- _THE TASK_: Type out the complete listing below word for word, without its pictures.

- _DATASET CONTENT_:
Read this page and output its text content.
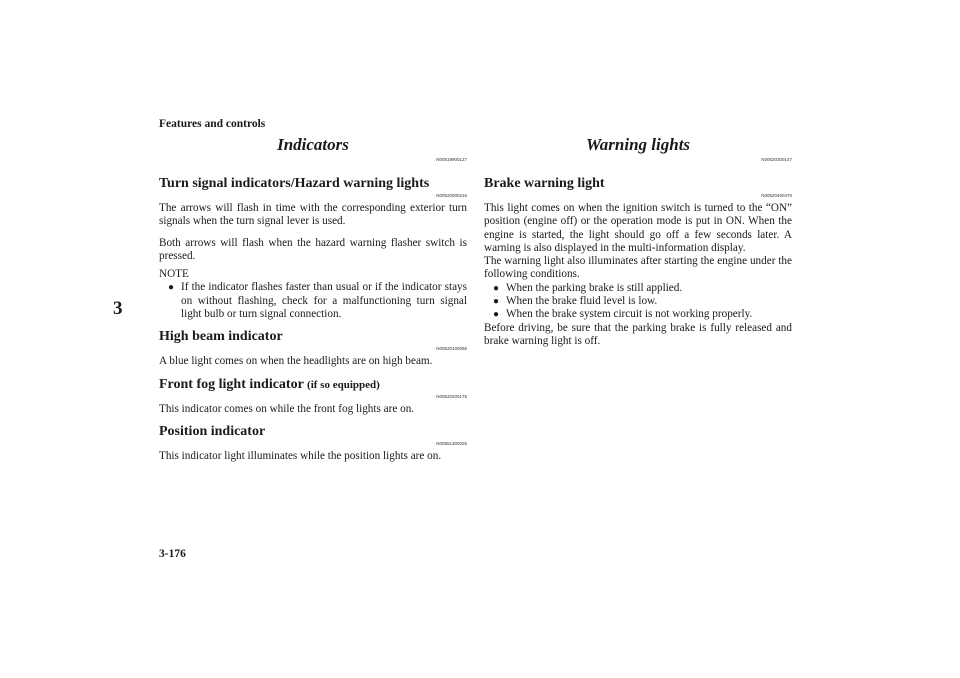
Features and controls
3
3-176
Indicators
N00519900127
Turn signal indicators/Hazard warning lights
N00520000216

The arrows will flash in time with the corresponding exterior turn signals when the turn signal lever is used.

Both arrows will flash when the hazard warning flasher switch is pressed.

NOTE
● If the indicator flashes faster than usual or if the indicator stays on without flashing, check for a malfunctioning turn signal light bulb or turn signal connection.
High beam indicator
N00520100086

A blue light comes on when the headlights are on high beam.

Front fog light indicator (if so equipped)
N00520200175

This indicator comes on while the front fog lights are on.

Position indicator
N00551300026

This indicator light illuminates while the position lights are on.

Warning lights
N00520300147
Brake warning light
N00520400470

This light comes on when the ignition switch is turned to the “ON” position (engine off) or the operation mode is put in ON. When the engine is started, the light should go off a few seconds later. A warning is also displayed in the multi-information display.

The warning light also illuminates after starting the engine under the following conditions.

● When the parking brake is still applied.
● When the brake fluid level is low.
● When the brake system circuit is not working properly.

Before driving, be sure that the parking brake is fully released and brake warning light is off.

- _EXERCISE OUTPUT_:
Read this page and output its text content.
Features and controls
3
3-176
Indicators
N00519900127
Turn signal indicators/Hazard warning lights
N00520000216

The arrows will flash in time with the corresponding exterior turn signals when the turn signal lever is used.

Both arrows will flash when the hazard warning flasher switch is pressed.

NOTE
● If the indicator flashes faster than usual or if the indicator stays on without flashing, check for a malfunctioning turn signal light bulb or turn signal connection.
High beam indicator
N00520100086

A blue light comes on when the headlights are on high beam.

Front fog light indicator (if so equipped)
N00520200175

This indicator comes on while the front fog lights are on.

Position indicator
N00551300026

This indicator light illuminates while the position lights are on.

Warning lights
N00520300147
Brake warning light
N00520400470

This light comes on when the ignition switch is turned to the “ON” position (engine off) or the operation mode is put in ON. When the engine is started, the light should go off a few seconds later. A warning is also displayed in the multi-information display.

The warning light also illuminates after starting the engine under the following conditions.

● When the parking brake is still applied.
● When the brake fluid level is low.
● When the brake system circuit is not working properly.

Before driving, be sure that the parking brake is fully released and brake warning light is off.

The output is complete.